PROBLEM: Filter the listing and keep only the lines with the word "auftritt".

--- begin ---

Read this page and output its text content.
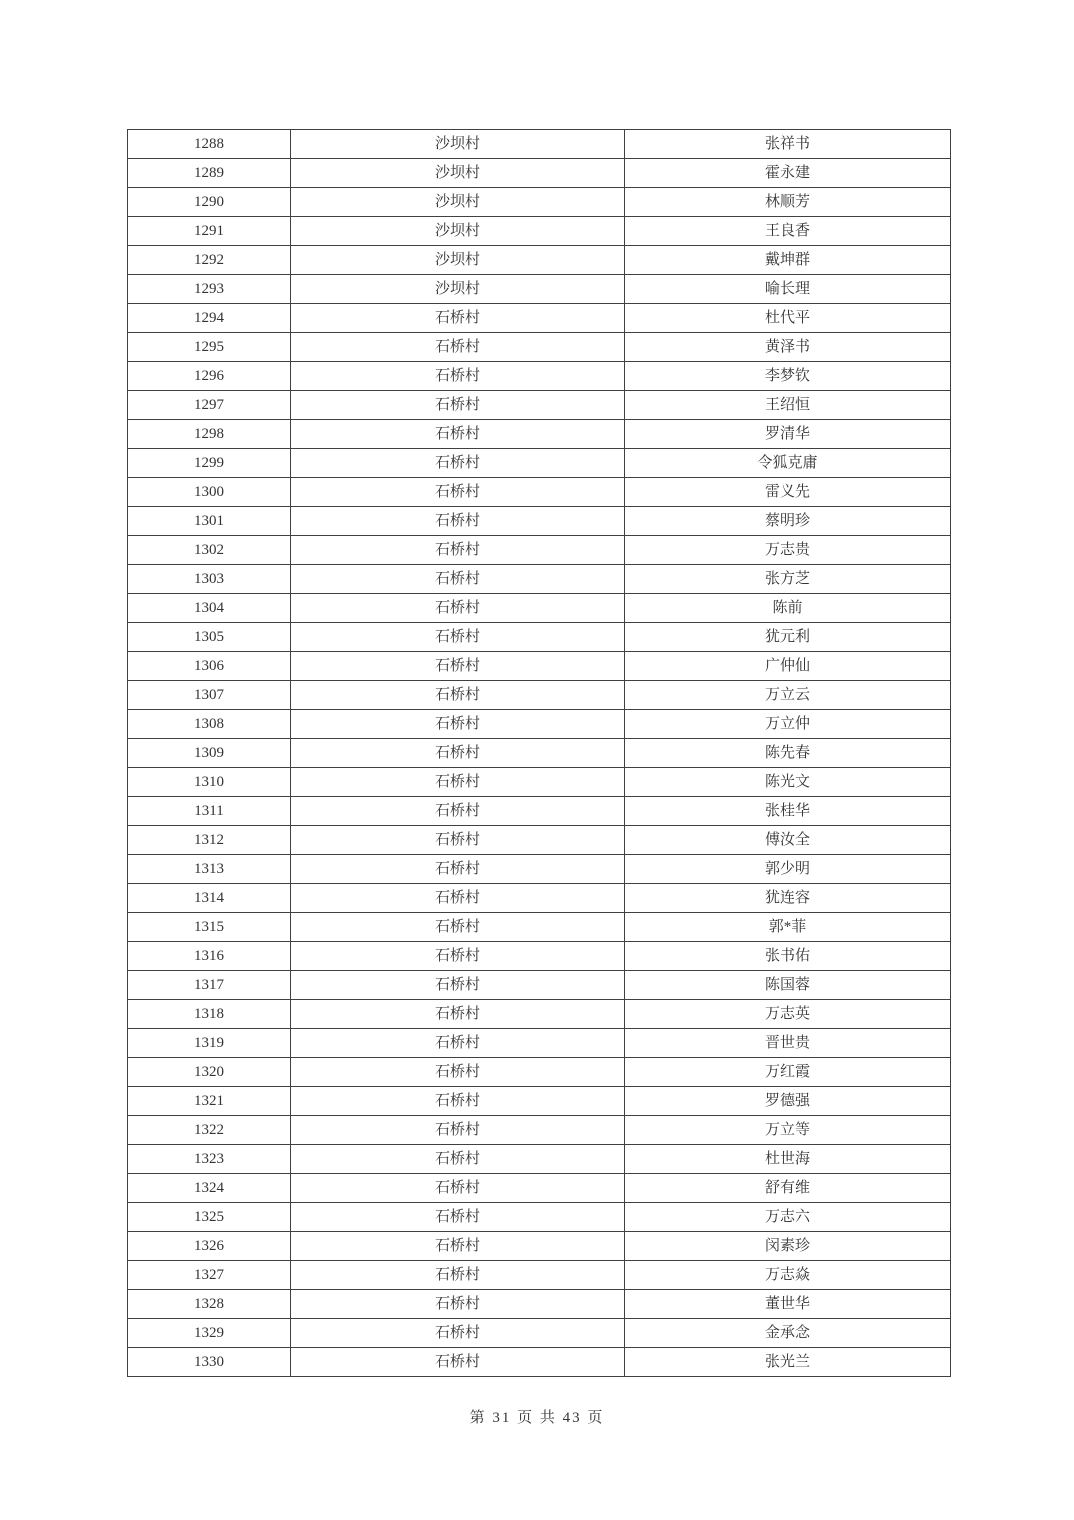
1288	沙坝村	张祥书
1289	沙坝村	霍永建
1290	沙坝村	林顺芳
1291	沙坝村	王良香
1292	沙坝村	戴坤群
1293	沙坝村	喻长理
1294	石桥村	杜代平
1295	石桥村	黄泽书
1296	石桥村	李梦钦
1297	石桥村	王绍恒
1298	石桥村	罗清华
1299	石桥村	令狐克庸
1300	石桥村	雷义先
1301	石桥村	蔡明珍
1302	石桥村	万志贵
1303	石桥村	张方芝
1304	石桥村	陈前
1305	石桥村	犹元利
1306	石桥村	广仲仙
1307	石桥村	万立云
1308	石桥村	万立仲
1309	石桥村	陈先春
1310	石桥村	陈光文
1311	石桥村	张桂华
1312	石桥村	傅汝全
1313	石桥村	郭少明
1314	石桥村	犹连容
1315	石桥村	郭*菲
1316	石桥村	张书佑
1317	石桥村	陈国蓉
1318	石桥村	万志英
1319	石桥村	晋世贵
1320	石桥村	万红霞
1321	石桥村	罗德强
1322	石桥村	万立等
1323	石桥村	杜世海
1324	石桥村	舒有维
1325	石桥村	万志六
1326	石桥村	闵素珍
1327	石桥村	万志焱
1328	石桥村	董世华
1329	石桥村	金承念
1330	石桥村	张光兰
第 31 页 共 43 页
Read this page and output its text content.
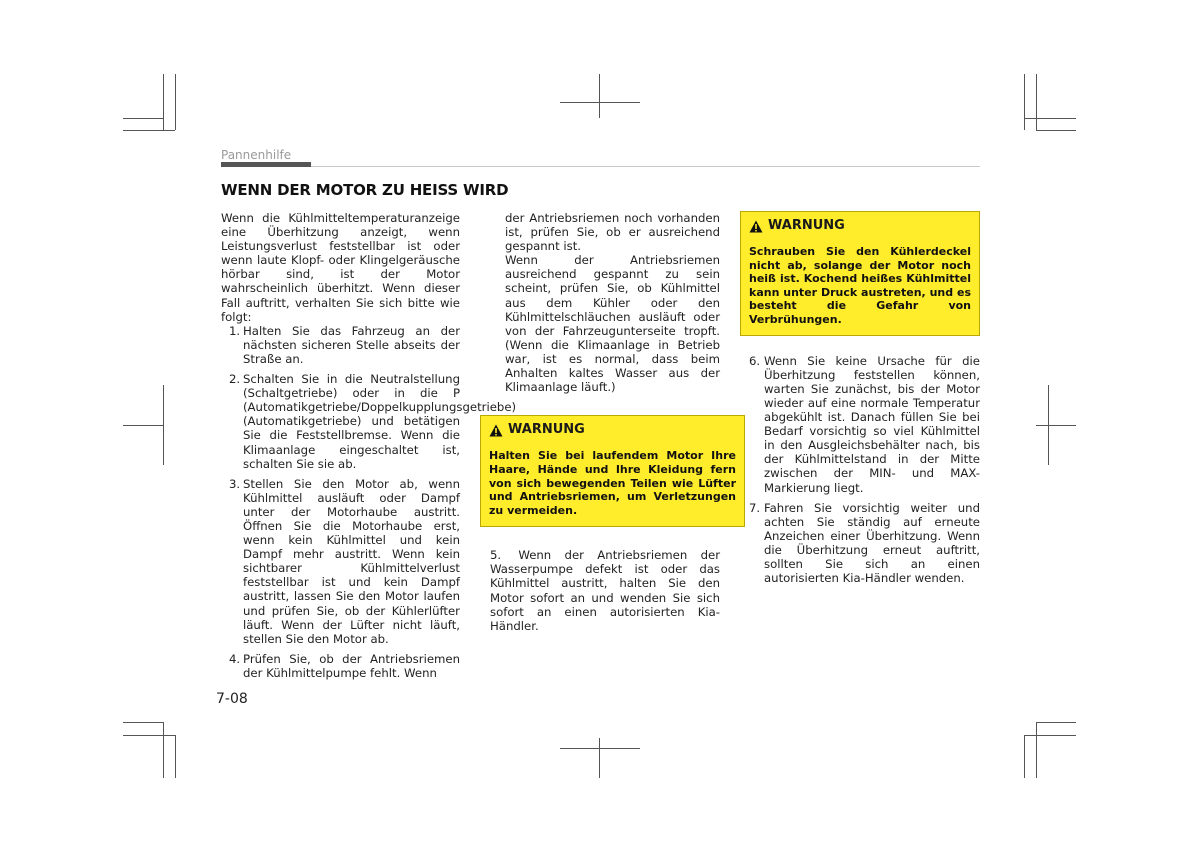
Pannenhilfe
WENN DER MOTOR ZU HEISS WIRD

Wenn die Kühlmitteltemperaturanzeige eine Überhitzung anzeigt, wenn Leistungsverlust feststellbar ist oder wenn laute Klopf- oder Klingelgeräusche hörbar sind, ist der Motor wahrscheinlich überhitzt. Wenn dieser Fall auftritt, verhalten Sie sich bitte wie folgt:

1. Halten Sie das Fahrzeug an der nächsten sicheren Stelle abseits der Straße an.
2. Schalten Sie in die Neutralstellung (Schaltgetriebe) oder in die P (Automatikgetriebe/Doppelkupplungsgetriebe) (Automatikgetriebe) und betätigen Sie die Feststellbremse. Wenn die Klimaanlage eingeschaltet ist, schalten Sie sie ab.
3. Stellen Sie den Motor ab, wenn Kühlmittel ausläuft oder Dampf unter der Motorhaube austritt. Öffnen Sie die Motorhaube erst, wenn kein Kühlmittel und kein Dampf mehr austritt. Wenn kein sichtbarer Kühlmittelverlust feststellbar ist und kein Dampf austritt, lassen Sie den Motor laufen und prüfen Sie, ob der Kühlerlüfter läuft. Wenn der Lüfter nicht läuft, stellen Sie den Motor ab.
4. Prüfen Sie, ob der Antriebsriemen der Kühlmittelpumpe fehlt. Wenn

der Antriebsriemen noch vorhanden ist, prüfen Sie, ob er ausreichend gespannt ist.

Wenn der Antriebsriemen ausreichend gespannt zu sein scheint, prüfen Sie, ob Kühlmittel aus dem Kühler oder den Kühlmittelschläuchen ausläuft oder von der Fahrzeugunterseite tropft. (Wenn die Klimaanlage in Betrieb war, ist es normal, dass beim Anhalten kaltes Wasser aus der Klimaanlage läuft.)

WARNUNG

Halten Sie bei laufendem Motor Ihre Haare, Hände und Ihre Kleidung fern von sich bewegenden Teilen wie Lüfter und Antriebsriemen, um Verletzungen zu vermeiden.

5. Wenn der Antriebsriemen der Wasserpumpe defekt ist oder das Kühlmittel austritt, halten Sie den Motor sofort an und wenden Sie sich sofort an einen autorisierten Kia-Händler.
WARNUNG

Schrauben Sie den Kühlerdeckel nicht ab, solange der Motor noch heiß ist. Kochend heißes Kühlmittel kann unter Druck austreten, und es besteht die Gefahr von Verbrühungen.

6. Wenn Sie keine Ursache für die Überhitzung feststellen können, warten Sie zunächst, bis der Motor wieder auf eine normale Temperatur abgekühlt ist. Danach füllen Sie bei Bedarf vorsichtig so viel Kühlmittel in den Ausgleichsbehälter nach, bis der Kühlmittelstand in der Mitte zwischen der MIN- und MAX-Markierung liegt.
7. Fahren Sie vorsichtig weiter und achten Sie ständig auf erneute Anzeichen einer Überhitzung. Wenn die Überhitzung erneut auftritt, sollten Sie sich an einen autorisierten Kia-Händler wenden.
7-08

--- end ---

IN RESPONSE:
Wenn die Kühlmitteltemperaturanzeige eine Überhitzung anzeigt, wenn Leistungsverlust feststellbar ist oder wenn laute Klopf- oder Klingelgeräusche hörbar sind, ist der Motor wahrscheinlich überhitzt. Wenn dieser Fall auftritt, verhalten Sie sich bitte wie folgt:
7. Fahren Sie vorsichtig weiter und achten Sie ständig auf erneute Anzeichen einer Überhitzung. Wenn die Überhitzung erneut auftritt, sollten Sie sich an einen autorisierten Kia-Händler wenden.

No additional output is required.